WHAT THE EXERCISE ASKS: Search the listing below for "name". Copy each matching line.

[Figure collection entries]
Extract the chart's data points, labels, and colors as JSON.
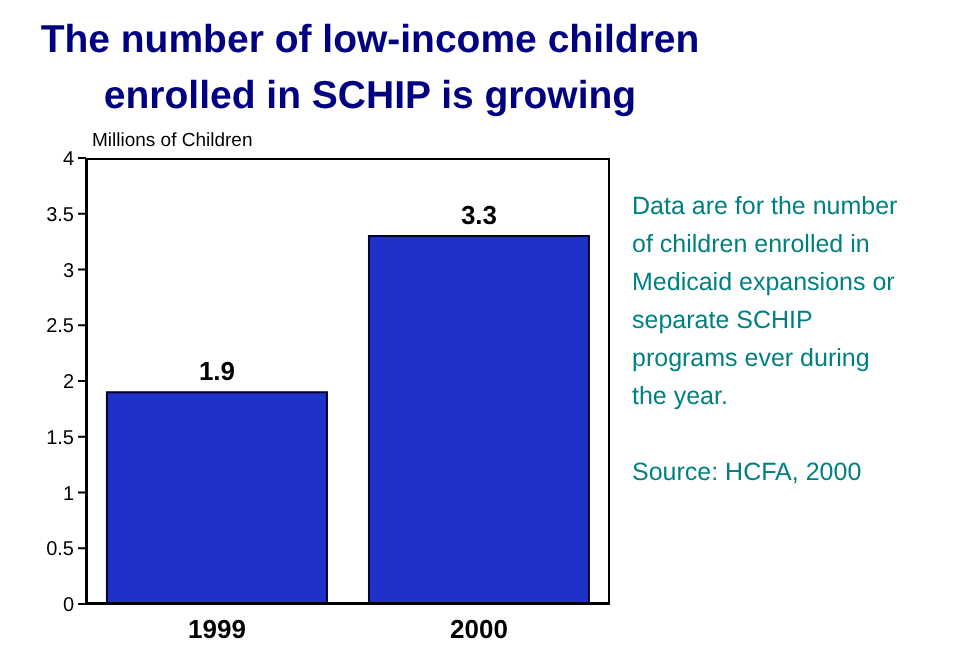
{
  "chart_data": {
    "type": "bar",
    "title": "The number of low-income children enrolled in SCHIP is growing",
    "ylabel": "Millions of Children",
    "categories": [
      "1999",
      "2000"
    ],
    "values": [
      1.9,
      3.3
    ],
    "color": "#1f32c8",
    "ylim": [
      0,
      4
    ],
    "yticks": [
      0,
      0.5,
      1,
      1.5,
      2,
      2.5,
      3,
      3.5,
      4
    ],
    "grid": false,
    "legend": false,
    "data_labels": true,
    "annotations": [
      "Data are for the number of children enrolled in Medicaid expansions or separate SCHIP programs ever during the year.",
      "Source: HCFA, 2000"
    ]
  }
}
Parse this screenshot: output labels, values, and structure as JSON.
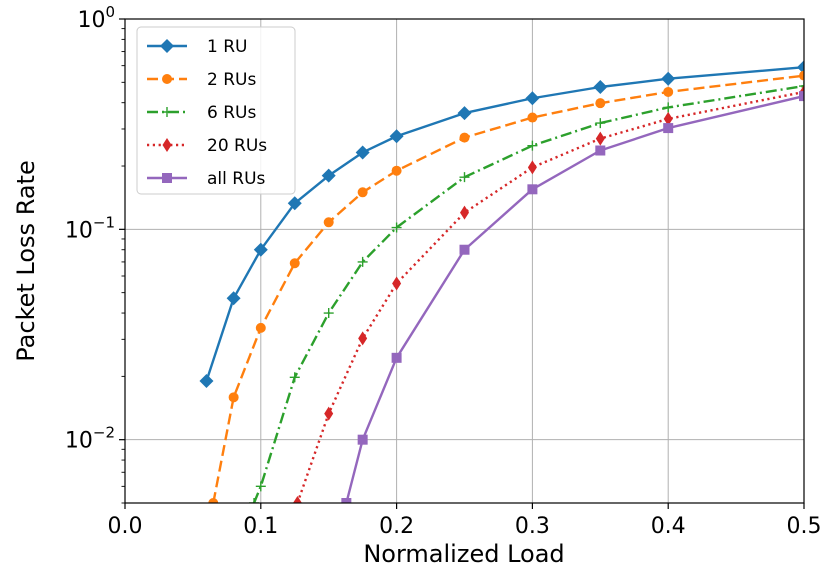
{
  "chart_data": {
    "type": "line",
    "xlabel": "Normalized Load",
    "ylabel": "Packet Loss Rate",
    "xlim": [
      0.0,
      0.5
    ],
    "ylim": [
      0.005,
      1.0
    ],
    "y_scale": "log",
    "grid": true,
    "legend_position": "top-left",
    "x_ticks": [
      "0.0",
      "0.1",
      "0.2",
      "0.3",
      "0.4",
      "0.5"
    ],
    "x_tick_values": [
      0.0,
      0.1,
      0.2,
      0.3,
      0.4,
      0.5
    ],
    "y_ticks": [
      {
        "value": 1.0,
        "base": "10",
        "exp": "0"
      },
      {
        "value": 0.1,
        "base": "10",
        "exp": "−1"
      },
      {
        "value": 0.01,
        "base": "10",
        "exp": "−2"
      }
    ],
    "series": [
      {
        "name": "1 RU",
        "color": "#1f77b4",
        "linestyle": "solid",
        "marker": "diamond",
        "x": [
          0.06,
          0.08,
          0.1,
          0.125,
          0.15,
          0.175,
          0.2,
          0.25,
          0.3,
          0.35,
          0.4,
          0.5
        ],
        "y": [
          0.019,
          0.047,
          0.08,
          0.133,
          0.18,
          0.232,
          0.277,
          0.357,
          0.42,
          0.475,
          0.52,
          0.59
        ]
      },
      {
        "name": "2 RUs",
        "color": "#ff7f0e",
        "linestyle": "dashed",
        "marker": "circle",
        "x": [
          0.065,
          0.08,
          0.1,
          0.125,
          0.15,
          0.175,
          0.2,
          0.25,
          0.3,
          0.35,
          0.4,
          0.5
        ],
        "y": [
          0.005,
          0.0159,
          0.034,
          0.069,
          0.108,
          0.15,
          0.19,
          0.273,
          0.34,
          0.398,
          0.45,
          0.538
        ]
      },
      {
        "name": "6 RUs",
        "color": "#2ca02c",
        "linestyle": "dashdot",
        "marker": "plus",
        "x": [
          0.095,
          0.1,
          0.125,
          0.15,
          0.175,
          0.2,
          0.25,
          0.3,
          0.35,
          0.4,
          0.5
        ],
        "y": [
          0.005,
          0.006,
          0.0198,
          0.04,
          0.07,
          0.102,
          0.177,
          0.25,
          0.32,
          0.38,
          0.48
        ]
      },
      {
        "name": "20 RUs",
        "color": "#d62728",
        "linestyle": "dotted",
        "marker": "thin-diamond",
        "x": [
          0.127,
          0.15,
          0.175,
          0.2,
          0.25,
          0.3,
          0.35,
          0.4,
          0.5
        ],
        "y": [
          0.005,
          0.0133,
          0.0303,
          0.0553,
          0.12,
          0.197,
          0.27,
          0.335,
          0.45
        ]
      },
      {
        "name": "all RUs",
        "color": "#9467bd",
        "linestyle": "solid",
        "marker": "square",
        "x": [
          0.163,
          0.175,
          0.2,
          0.25,
          0.3,
          0.35,
          0.4,
          0.5
        ],
        "y": [
          0.005,
          0.01,
          0.0245,
          0.08,
          0.155,
          0.237,
          0.303,
          0.43
        ]
      }
    ]
  }
}
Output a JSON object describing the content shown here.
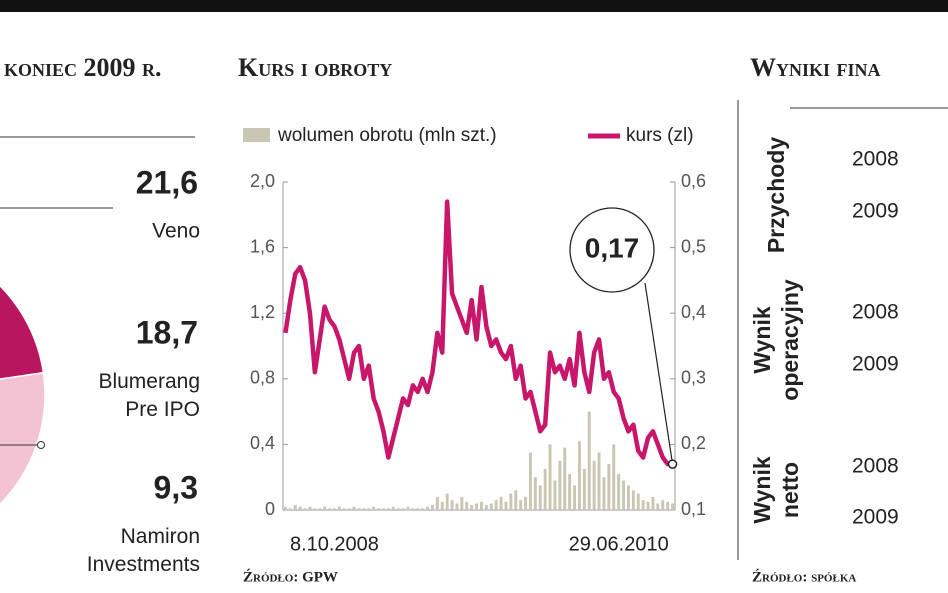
{
  "chart_data": [
    {
      "type": "pie",
      "title": "koniec 2009 r.",
      "categories": [
        "Veno",
        "Blumerang\nPre IPO",
        "Namiron\nInvestments"
      ],
      "values": [
        21.6,
        18.7,
        9.3
      ],
      "value_labels": [
        "21,6",
        "18,7",
        "9,3"
      ],
      "colors": [
        "#b8175f",
        "#f3c3d3",
        "#fbe4ec"
      ]
    },
    {
      "type": "line",
      "title": "Kurs i obroty",
      "source": "Źródło: GPW",
      "categories": [
        null,
        null,
        null,
        null,
        null,
        null,
        null,
        null,
        null,
        null,
        "8.10.2008",
        null,
        null,
        null,
        null,
        null,
        null,
        null,
        null,
        null,
        null,
        null,
        null,
        null,
        null,
        null,
        null,
        null,
        null,
        null,
        null,
        null,
        null,
        null,
        null,
        null,
        null,
        null,
        null,
        null,
        null,
        null,
        null,
        null,
        null,
        null,
        null,
        null,
        null,
        null,
        null,
        null,
        null,
        null,
        null,
        null,
        null,
        null,
        null,
        null,
        null,
        null,
        null,
        null,
        null,
        null,
        null,
        null,
        "29.06.2010",
        null,
        null,
        null,
        null,
        null,
        null,
        null,
        null,
        null,
        null,
        null
      ],
      "series": [
        {
          "name": "wolumen obrotu (mln szt.)",
          "type": "bar",
          "axis": "y",
          "color": "#c9c7b3",
          "values": [
            0.02,
            0.01,
            0.03,
            0.02,
            0.01,
            0.02,
            0.01,
            0.01,
            0.02,
            0.01,
            0.01,
            0.02,
            0.01,
            0.01,
            0.02,
            0.01,
            0.01,
            0.01,
            0.02,
            0.01,
            0.01,
            0.01,
            0.02,
            0.01,
            0.01,
            0.02,
            0.01,
            0.01,
            0.01,
            0.02,
            0.03,
            0.08,
            0.05,
            0.1,
            0.06,
            0.04,
            0.08,
            0.05,
            0.03,
            0.04,
            0.05,
            0.03,
            0.04,
            0.06,
            0.08,
            0.05,
            0.1,
            0.12,
            0.06,
            0.08,
            0.35,
            0.2,
            0.15,
            0.25,
            0.4,
            0.18,
            0.3,
            0.38,
            0.22,
            0.15,
            0.42,
            0.25,
            0.6,
            0.3,
            0.35,
            0.2,
            0.28,
            0.4,
            0.22,
            0.18,
            0.15,
            0.12,
            0.1,
            0.06,
            0.05,
            0.08,
            0.04,
            0.06,
            0.05,
            0.04
          ]
        },
        {
          "name": "kurs (zl)",
          "type": "line",
          "axis": "y2",
          "color": "#c8176a",
          "values": [
            0.37,
            0.42,
            0.46,
            0.47,
            0.45,
            0.4,
            0.31,
            0.36,
            0.41,
            0.39,
            0.38,
            0.36,
            0.33,
            0.3,
            0.34,
            0.35,
            0.3,
            0.32,
            0.27,
            0.25,
            0.22,
            0.18,
            0.21,
            0.24,
            0.27,
            0.26,
            0.29,
            0.28,
            0.3,
            0.28,
            0.31,
            0.37,
            0.34,
            0.57,
            0.43,
            0.41,
            0.39,
            0.37,
            0.42,
            0.36,
            0.44,
            0.38,
            0.35,
            0.36,
            0.34,
            0.33,
            0.35,
            0.3,
            0.32,
            0.27,
            0.28,
            0.25,
            0.22,
            0.23,
            0.34,
            0.31,
            0.32,
            0.3,
            0.33,
            0.29,
            0.37,
            0.31,
            0.28,
            0.34,
            0.36,
            0.3,
            0.31,
            0.28,
            0.27,
            0.24,
            0.22,
            0.23,
            0.19,
            0.18,
            0.21,
            0.22,
            0.2,
            0.18,
            0.17,
            0.17
          ]
        }
      ],
      "ylim": [
        0,
        2
      ],
      "yticks": [
        0,
        {
          "value": 0.4,
          "label": "0,4"
        },
        {
          "value": 0.8,
          "label": "0,8"
        },
        {
          "value": 1.2,
          "label": "1,2"
        },
        {
          "value": 1.6,
          "label": "1,6"
        },
        {
          "value": 2,
          "label": "2,0"
        }
      ],
      "y2lim": [
        0.1,
        0.6
      ],
      "y2ticks": [
        {
          "value": 0.1,
          "label": "0,1"
        },
        {
          "value": 0.2,
          "label": "0,2"
        },
        {
          "value": 0.3,
          "label": "0,3"
        },
        {
          "value": 0.4,
          "label": "0,4"
        },
        {
          "value": 0.5,
          "label": "0,5"
        },
        {
          "value": 0.6,
          "label": "0,6"
        }
      ],
      "annotation": {
        "value": 0.17,
        "label": "0,17"
      }
    }
  ],
  "financials": {
    "title": "Wyniki fina",
    "source": "Źródło: spółka",
    "groups": [
      {
        "label": "Przychody",
        "years": [
          "2008",
          "2009"
        ]
      },
      {
        "label": "Wynik\noperacyjny",
        "years": [
          "2008",
          "2009"
        ]
      },
      {
        "label": "Wynik\nnetto",
        "years": [
          "2008",
          "2009"
        ]
      }
    ]
  }
}
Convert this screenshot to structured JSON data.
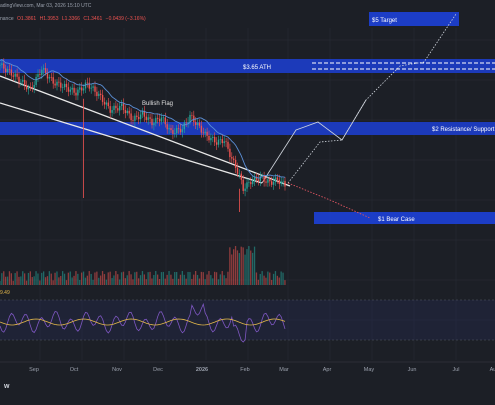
{
  "header": {
    "credit": "adingView.com, Mar 03, 2026 15:10 UTC",
    "symbol_fragment": "nance",
    "ohlc": [
      "O1.3861",
      "H1.3953",
      "L1.3366",
      "C1.3461",
      "−0.0439 (−3.16%)"
    ]
  },
  "colors": {
    "background": "#1c1f26",
    "candle_up": "#26a69a",
    "candle_down": "#ef5350",
    "level_band": "#1c3fcf",
    "flag_line": "#e8e8e8",
    "ma_line": "#5b8fd6",
    "rsi_line": "#7e57c2",
    "rsi_ma": "#e5b94a",
    "target_path": "#cfd4dc",
    "bear_path": "#e05561"
  },
  "annotations": {
    "target": "$5 Target",
    "ath": "$3.65 ATH",
    "resistance": "$2 Resistance/ Support",
    "bear": "$1 Bear Case",
    "pattern": "Bullish Flag"
  },
  "indicator": {
    "rsi_value": "9.49"
  },
  "logo": "w",
  "chart_data": {
    "type": "candlestick",
    "title": "",
    "x_ticks": [
      "Sep",
      "Oct",
      "Nov",
      "Dec",
      "2026",
      "Feb",
      "Mar",
      "Apr",
      "May",
      "Jun",
      "Jul",
      "Au"
    ],
    "price_series": {
      "name": "",
      "points": [
        [
          0,
          2.95
        ],
        [
          8,
          2.8
        ],
        [
          16,
          2.62
        ],
        [
          22,
          2.9
        ],
        [
          28,
          2.72
        ],
        [
          34,
          2.66
        ],
        [
          40,
          2.58
        ],
        [
          46,
          2.7
        ],
        [
          52,
          2.55
        ],
        [
          58,
          2.35
        ],
        [
          64,
          2.4
        ],
        [
          70,
          2.22
        ],
        [
          75,
          2.3
        ],
        [
          80,
          2.18
        ],
        [
          85,
          2.25
        ],
        [
          90,
          2.05
        ],
        [
          96,
          2.1
        ],
        [
          100,
          2.27
        ],
        [
          104,
          2.15
        ],
        [
          108,
          2.02
        ],
        [
          114,
          1.92
        ],
        [
          118,
          1.95
        ],
        [
          122,
          1.7
        ],
        [
          126,
          1.48
        ],
        [
          128,
          1.3
        ],
        [
          132,
          1.4
        ],
        [
          137,
          1.45
        ],
        [
          142,
          1.38
        ],
        [
          146,
          1.42
        ],
        [
          150,
          1.35
        ]
      ],
      "x_unit": "trading days since start of visible range"
    },
    "levels": [
      {
        "label": "$3.65 ATH",
        "value": 3.65
      },
      {
        "label": "$2 Resistance/ Support",
        "value": 2.0
      },
      {
        "label": "$1 Bear Case",
        "value": 1.0
      },
      {
        "label": "$5 Target",
        "value": 5.0
      }
    ],
    "pattern": "Bullish Flag",
    "volume": "shown",
    "rsi": {
      "last": 9.49
    }
  }
}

OUTPUT OF THE EXERCISE:
        "name": "1 RU",
        "name": "2 RUs",
        "name": "6 RUs",
        "name": "20 RUs",
        "name": "all RUs",
          "name": "wolumen obrotu (mln szt.)",
          "name": "kurs (zl)",
      "name": "",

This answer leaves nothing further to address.